*Problem details*.
Word for word, retype every entry in the listing.

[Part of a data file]
================================

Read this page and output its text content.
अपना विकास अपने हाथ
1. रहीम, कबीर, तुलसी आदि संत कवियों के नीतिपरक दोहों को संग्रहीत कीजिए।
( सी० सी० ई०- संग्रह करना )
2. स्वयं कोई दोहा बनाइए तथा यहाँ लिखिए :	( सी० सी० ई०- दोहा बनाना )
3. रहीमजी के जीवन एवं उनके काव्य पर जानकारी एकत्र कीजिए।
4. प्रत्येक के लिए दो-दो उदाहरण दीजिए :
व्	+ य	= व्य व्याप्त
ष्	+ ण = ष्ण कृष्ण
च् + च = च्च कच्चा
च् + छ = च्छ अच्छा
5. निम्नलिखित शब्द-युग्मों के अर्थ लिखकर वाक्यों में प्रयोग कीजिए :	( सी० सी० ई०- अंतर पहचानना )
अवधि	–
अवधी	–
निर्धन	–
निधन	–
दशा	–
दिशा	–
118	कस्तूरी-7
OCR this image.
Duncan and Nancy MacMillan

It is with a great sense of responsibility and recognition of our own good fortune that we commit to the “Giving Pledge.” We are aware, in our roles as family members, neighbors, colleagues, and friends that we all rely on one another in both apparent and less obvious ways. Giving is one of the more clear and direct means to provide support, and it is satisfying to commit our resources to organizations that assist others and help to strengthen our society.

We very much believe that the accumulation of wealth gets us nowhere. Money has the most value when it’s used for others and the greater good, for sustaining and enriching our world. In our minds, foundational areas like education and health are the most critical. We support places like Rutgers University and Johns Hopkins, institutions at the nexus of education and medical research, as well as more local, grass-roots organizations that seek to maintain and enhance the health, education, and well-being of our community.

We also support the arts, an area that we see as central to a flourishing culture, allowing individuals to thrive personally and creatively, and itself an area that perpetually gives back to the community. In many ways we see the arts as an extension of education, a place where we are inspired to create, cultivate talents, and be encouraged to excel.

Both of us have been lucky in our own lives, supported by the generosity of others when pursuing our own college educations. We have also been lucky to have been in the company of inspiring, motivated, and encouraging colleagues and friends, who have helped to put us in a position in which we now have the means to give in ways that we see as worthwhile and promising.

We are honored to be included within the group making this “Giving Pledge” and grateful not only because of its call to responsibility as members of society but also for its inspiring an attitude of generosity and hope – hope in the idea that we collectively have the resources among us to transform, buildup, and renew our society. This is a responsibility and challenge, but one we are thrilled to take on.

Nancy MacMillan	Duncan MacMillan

================================

*Written answer*.
Read this page and output its text content.
अपना विकास अपने हाथ
1. रहीम, कबीर, तुलसी आदि संत कवियों के नीतिपरक दोहों को संग्रहीत कीजिए।
( सी० सी० ई०- संग्रह करना )
2. स्वयं कोई दोहा बनाइए तथा यहाँ लिखिए :	( सी० सी० ई०- दोहा बनाना )
3. रहीमजी के जीवन एवं उनके काव्य पर जानकारी एकत्र कीजिए।
4. प्रत्येक के लिए दो-दो उदाहरण दीजिए :
व्	+ य	= व्य व्याप्त
ष्	+ ण = ष्ण कृष्ण
च् + च = च्च कच्चा
च् + छ = च्छ अच्छा
5. निम्नलिखित शब्द-युग्मों के अर्थ लिखकर वाक्यों में प्रयोग कीजिए :	( सी० सी० ई०- अंतर पहचानना )
अवधि	–
अवधी	–
निर्धन	–
निधन	–
दशा	–
दिशा	–
118	कस्तूरी-7
OCR this image.
Duncan and Nancy MacMillan

It is with a great sense of responsibility and recognition of our own good fortune that we commit to the “Giving Pledge.” We are aware, in our roles as family members, neighbors, colleagues, and friends that we all rely on one another in both apparent and less obvious ways. Giving is one of the more clear and direct means to provide support, and it is satisfying to commit our resources to organizations that assist others and help to strengthen our society.

We very much believe that the accumulation of wealth gets us nowhere. Money has the most value when it’s used for others and the greater good, for sustaining and enriching our world. In our minds, foundational areas like education and health are the most critical. We support places like Rutgers University and Johns Hopkins, institutions at the nexus of education and medical research, as well as more local, grass-roots organizations that seek to maintain and enhance the health, education, and well-being of our community.

We also support the arts, an area that we see as central to a flourishing culture, allowing individuals to thrive personally and creatively, and itself an area that perpetually gives back to the community. In many ways we see the arts as an extension of education, a place where we are inspired to create, cultivate talents, and be encouraged to excel.

Both of us have been lucky in our own lives, supported by the generosity of others when pursuing our own college educations. We have also been lucky to have been in the company of inspiring, motivated, and encouraging colleagues and friends, who have helped to put us in a position in which we now have the means to give in ways that we see as worthwhile and promising.

We are honored to be included within the group making this “Giving Pledge” and grateful not only because of its call to responsibility as members of society but also for its inspiring an attitude of generosity and hope – hope in the idea that we collectively have the resources among us to transform, buildup, and renew our society. This is a responsibility and challenge, but one we are thrilled to take on.

Nancy MacMillan	Duncan MacMillan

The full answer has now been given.